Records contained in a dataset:

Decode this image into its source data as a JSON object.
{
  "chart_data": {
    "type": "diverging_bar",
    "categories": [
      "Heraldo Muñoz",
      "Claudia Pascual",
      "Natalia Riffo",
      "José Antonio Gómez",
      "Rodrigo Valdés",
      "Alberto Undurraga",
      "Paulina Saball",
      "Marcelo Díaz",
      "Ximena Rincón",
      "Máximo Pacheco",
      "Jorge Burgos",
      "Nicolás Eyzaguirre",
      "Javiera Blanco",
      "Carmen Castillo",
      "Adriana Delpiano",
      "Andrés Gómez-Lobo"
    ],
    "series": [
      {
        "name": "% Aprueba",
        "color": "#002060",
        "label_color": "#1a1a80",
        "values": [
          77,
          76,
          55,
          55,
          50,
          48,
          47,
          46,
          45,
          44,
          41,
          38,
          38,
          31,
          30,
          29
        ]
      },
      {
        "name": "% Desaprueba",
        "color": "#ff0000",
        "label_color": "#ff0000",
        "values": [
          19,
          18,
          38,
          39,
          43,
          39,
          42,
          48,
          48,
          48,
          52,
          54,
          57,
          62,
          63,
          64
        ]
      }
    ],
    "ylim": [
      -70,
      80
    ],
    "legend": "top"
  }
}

**Work instructions:** Using the data above, reproduce every line exactly.

**Final result:**
Decode this image into its source data as a JSON object.
{
  "chart_data": {
    "type": "diverging_bar",
    "categories": [
      "Heraldo Muñoz",
      "Claudia Pascual",
      "Natalia Riffo",
      "José Antonio Gómez",
      "Rodrigo Valdés",
      "Alberto Undurraga",
      "Paulina Saball",
      "Marcelo Díaz",
      "Ximena Rincón",
      "Máximo Pacheco",
      "Jorge Burgos",
      "Nicolás Eyzaguirre",
      "Javiera Blanco",
      "Carmen Castillo",
      "Adriana Delpiano",
      "Andrés Gómez-Lobo"
    ],
    "series": [
      {
        "name": "% Aprueba",
        "color": "#002060",
        "label_color": "#1a1a80",
        "values": [
          77,
          76,
          55,
          55,
          50,
          48,
          47,
          46,
          45,
          44,
          41,
          38,
          38,
          31,
          30,
          29
        ]
      },
      {
        "name": "% Desaprueba",
        "color": "#ff0000",
        "label_color": "#ff0000",
        "values": [
          19,
          18,
          38,
          39,
          43,
          39,
          42,
          48,
          48,
          48,
          52,
          54,
          57,
          62,
          63,
          64
        ]
      }
    ],
    "ylim": [
      -70,
      80
    ],
    "legend": "top"
  }
}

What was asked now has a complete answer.